# TO DO
Reproduce the material below word for word, omitting the pictures.

----- INPUT RECORDS -----

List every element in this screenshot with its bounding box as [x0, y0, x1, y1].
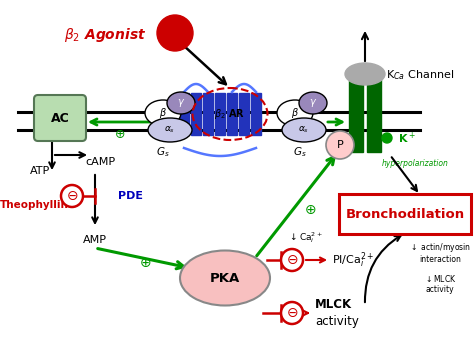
Text: cAMP: cAMP: [85, 157, 115, 167]
Text: AC: AC: [51, 113, 69, 126]
Text: PI/Ca$_i^{2+}$: PI/Ca$_i^{2+}$: [332, 250, 374, 270]
Circle shape: [382, 133, 392, 143]
Text: $G_s$: $G_s$: [156, 145, 170, 159]
Text: K$_{Ca}$ Channel: K$_{Ca}$ Channel: [386, 68, 454, 82]
Text: $\gamma$: $\gamma$: [177, 97, 185, 109]
Circle shape: [326, 131, 354, 159]
Text: interaction: interaction: [419, 256, 461, 264]
Ellipse shape: [277, 100, 313, 126]
Ellipse shape: [299, 92, 327, 114]
Text: $\oplus$: $\oplus$: [330, 130, 342, 142]
Text: MLCK: MLCK: [315, 299, 352, 311]
Bar: [367, 77, 381, 152]
Ellipse shape: [167, 92, 195, 114]
Bar: [239, 93, 249, 135]
Circle shape: [281, 302, 303, 324]
Bar: [215, 93, 225, 135]
Ellipse shape: [145, 100, 181, 126]
FancyBboxPatch shape: [339, 194, 471, 234]
Text: $\beta$: $\beta$: [159, 106, 167, 120]
Bar: [349, 77, 363, 152]
Text: AMP: AMP: [83, 235, 107, 245]
Text: P: P: [337, 140, 343, 150]
Text: $\ominus$: $\ominus$: [286, 253, 298, 267]
Text: $\gamma$: $\gamma$: [309, 97, 317, 109]
Text: $\ominus$: $\ominus$: [286, 306, 298, 320]
Ellipse shape: [180, 251, 270, 306]
Text: PKA: PKA: [210, 272, 240, 284]
Text: $\ominus$: $\ominus$: [66, 189, 78, 203]
Bar: [227, 93, 237, 135]
Ellipse shape: [345, 63, 385, 85]
Ellipse shape: [282, 118, 326, 142]
Bar: [191, 93, 201, 135]
Text: $\oplus$: $\oplus$: [139, 256, 151, 270]
Bar: [203, 93, 213, 135]
FancyBboxPatch shape: [34, 95, 86, 141]
Bar: [179, 93, 189, 135]
Circle shape: [157, 15, 193, 51]
Text: Theophylline: Theophylline: [0, 200, 76, 210]
Text: $\downarrow$Ca$_i^{2+}$: $\downarrow$Ca$_i^{2+}$: [288, 230, 322, 245]
Text: hyperpolarization: hyperpolarization: [382, 158, 448, 168]
Text: $\alpha_s$: $\alpha_s$: [164, 125, 175, 135]
Text: $\beta_2$ AR: $\beta_2$ AR: [214, 107, 246, 121]
Ellipse shape: [148, 118, 192, 142]
Text: $\oplus$: $\oplus$: [114, 129, 126, 142]
Text: Bronchodilation: Bronchodilation: [346, 208, 465, 220]
Bar: [251, 93, 261, 135]
Text: K$^+$: K$^+$: [398, 130, 416, 146]
Text: $\downarrow$MLCK: $\downarrow$MLCK: [424, 273, 456, 284]
Text: $\oplus$: $\oplus$: [304, 203, 316, 217]
Text: $\downarrow$ actin/myosin: $\downarrow$ actin/myosin: [409, 241, 471, 255]
Text: ATP: ATP: [30, 166, 50, 176]
Text: activity: activity: [315, 315, 359, 328]
Text: $G_s$: $G_s$: [293, 145, 307, 159]
Text: PDE: PDE: [118, 191, 143, 201]
Text: $\beta$: $\beta$: [291, 106, 299, 120]
Circle shape: [281, 249, 303, 271]
Text: $\beta_2$ Agonist: $\beta_2$ Agonist: [64, 26, 146, 44]
Circle shape: [61, 185, 83, 207]
Text: activity: activity: [426, 285, 454, 295]
Text: $\alpha_s$: $\alpha_s$: [299, 125, 310, 135]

-----

# COMPLETE OUTPUT
List every element in this screenshot with its bounding box as [x0, y0, x1, y1].
Text: cAMP: cAMP: [85, 157, 115, 167]
Text: AC: AC: [51, 113, 69, 126]
Text: PI/Ca$_i^{2+}$: PI/Ca$_i^{2+}$: [332, 250, 374, 270]
Circle shape: [382, 133, 392, 143]
Text: $G_s$: $G_s$: [156, 145, 170, 159]
Text: K$_{Ca}$ Channel: K$_{Ca}$ Channel: [386, 68, 454, 82]
Text: $\gamma$: $\gamma$: [177, 97, 185, 109]
Circle shape: [326, 131, 354, 159]
Text: interaction: interaction: [419, 256, 461, 264]
Ellipse shape: [277, 100, 313, 126]
Ellipse shape: [299, 92, 327, 114]
Text: $\oplus$: $\oplus$: [330, 130, 342, 142]
Text: MLCK: MLCK: [315, 299, 352, 311]
Bar: [367, 77, 381, 152]
Ellipse shape: [167, 92, 195, 114]
Bar: [239, 93, 249, 135]
Circle shape: [281, 302, 303, 324]
Bar: [215, 93, 225, 135]
Ellipse shape: [145, 100, 181, 126]
FancyBboxPatch shape: [339, 194, 471, 234]
Text: $\beta$: $\beta$: [159, 106, 167, 120]
Bar: [349, 77, 363, 152]
Text: AMP: AMP: [83, 235, 107, 245]
Text: P: P: [337, 140, 343, 150]
Text: $\ominus$: $\ominus$: [286, 253, 298, 267]
Text: $\gamma$: $\gamma$: [309, 97, 317, 109]
Text: $\ominus$: $\ominus$: [286, 306, 298, 320]
Ellipse shape: [180, 251, 270, 306]
Text: PKA: PKA: [210, 272, 240, 284]
Text: $\ominus$: $\ominus$: [66, 189, 78, 203]
Bar: [227, 93, 237, 135]
Ellipse shape: [345, 63, 385, 85]
Ellipse shape: [282, 118, 326, 142]
Bar: [191, 93, 201, 135]
Text: $\oplus$: $\oplus$: [139, 256, 151, 270]
Bar: [203, 93, 213, 135]
FancyBboxPatch shape: [34, 95, 86, 141]
Bar: [179, 93, 189, 135]
Circle shape: [157, 15, 193, 51]
Text: Theophylline: Theophylline: [0, 200, 76, 210]
Text: $\downarrow$Ca$_i^{2+}$: $\downarrow$Ca$_i^{2+}$: [288, 230, 322, 245]
Text: hyperpolarization: hyperpolarization: [382, 158, 448, 168]
Text: $\alpha_s$: $\alpha_s$: [164, 125, 175, 135]
Text: $\beta_2$ AR: $\beta_2$ AR: [214, 107, 246, 121]
Ellipse shape: [148, 118, 192, 142]
Text: $\oplus$: $\oplus$: [114, 129, 126, 142]
Text: Bronchodilation: Bronchodilation: [346, 208, 465, 220]
Bar: [251, 93, 261, 135]
Text: K$^+$: K$^+$: [398, 130, 416, 146]
Text: $\downarrow$MLCK: $\downarrow$MLCK: [424, 273, 456, 284]
Text: $\oplus$: $\oplus$: [304, 203, 316, 217]
Text: $\downarrow$ actin/myosin: $\downarrow$ actin/myosin: [409, 241, 471, 255]
Text: ATP: ATP: [30, 166, 50, 176]
Text: activity: activity: [315, 315, 359, 328]
Text: $G_s$: $G_s$: [293, 145, 307, 159]
Text: PDE: PDE: [118, 191, 143, 201]
Text: $\beta$: $\beta$: [291, 106, 299, 120]
Circle shape: [281, 249, 303, 271]
Text: $\beta_2$ Agonist: $\beta_2$ Agonist: [64, 26, 146, 44]
Circle shape: [61, 185, 83, 207]
Text: activity: activity: [426, 285, 454, 295]
Text: $\alpha_s$: $\alpha_s$: [299, 125, 310, 135]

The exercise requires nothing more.